### Dataset listings of figures:
· · ·

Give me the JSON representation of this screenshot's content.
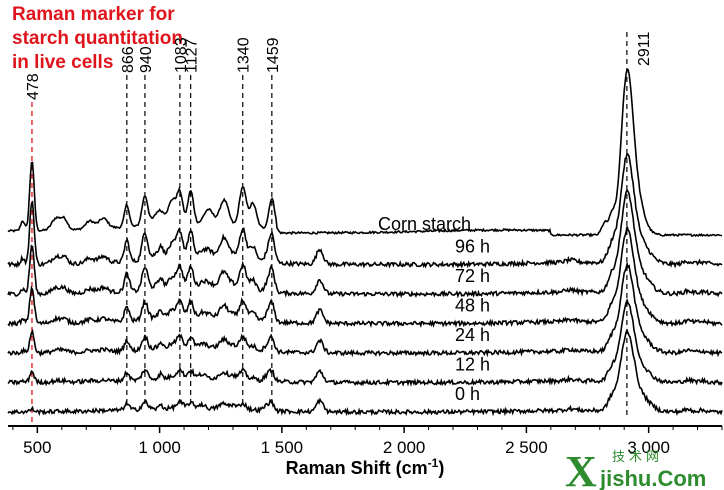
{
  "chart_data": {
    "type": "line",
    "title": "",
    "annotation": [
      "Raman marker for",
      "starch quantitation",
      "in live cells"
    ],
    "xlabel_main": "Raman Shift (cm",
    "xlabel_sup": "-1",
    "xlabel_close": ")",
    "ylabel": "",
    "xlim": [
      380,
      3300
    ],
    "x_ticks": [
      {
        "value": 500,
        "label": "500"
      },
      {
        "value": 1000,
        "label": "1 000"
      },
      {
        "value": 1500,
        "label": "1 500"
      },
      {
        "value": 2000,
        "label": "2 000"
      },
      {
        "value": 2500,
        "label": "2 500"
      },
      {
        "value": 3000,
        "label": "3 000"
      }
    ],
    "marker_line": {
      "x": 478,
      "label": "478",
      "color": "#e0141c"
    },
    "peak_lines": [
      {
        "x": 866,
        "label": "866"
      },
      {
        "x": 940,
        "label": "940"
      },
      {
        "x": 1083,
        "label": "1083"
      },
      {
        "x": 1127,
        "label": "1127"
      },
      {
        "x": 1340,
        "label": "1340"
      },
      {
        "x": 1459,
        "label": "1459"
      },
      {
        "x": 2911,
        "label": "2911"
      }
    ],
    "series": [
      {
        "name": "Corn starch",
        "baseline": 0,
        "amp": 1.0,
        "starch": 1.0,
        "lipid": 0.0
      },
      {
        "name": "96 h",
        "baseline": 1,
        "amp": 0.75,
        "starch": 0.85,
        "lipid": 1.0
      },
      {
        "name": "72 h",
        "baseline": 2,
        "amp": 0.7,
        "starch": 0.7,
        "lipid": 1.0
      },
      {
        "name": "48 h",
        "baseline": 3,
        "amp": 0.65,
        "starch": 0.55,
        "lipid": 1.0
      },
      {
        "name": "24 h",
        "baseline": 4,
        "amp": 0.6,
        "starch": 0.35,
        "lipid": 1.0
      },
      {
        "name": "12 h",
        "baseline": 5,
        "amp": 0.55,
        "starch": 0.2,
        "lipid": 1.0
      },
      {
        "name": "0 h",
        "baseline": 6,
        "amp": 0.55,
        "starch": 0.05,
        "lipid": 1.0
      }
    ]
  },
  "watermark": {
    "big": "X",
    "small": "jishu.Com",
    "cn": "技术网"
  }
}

· · ·

### YOUR OBJECTIVE:
The answer should be only the number of lines in the data that contain the string "name".

### RESULT OF THIS TASK:
7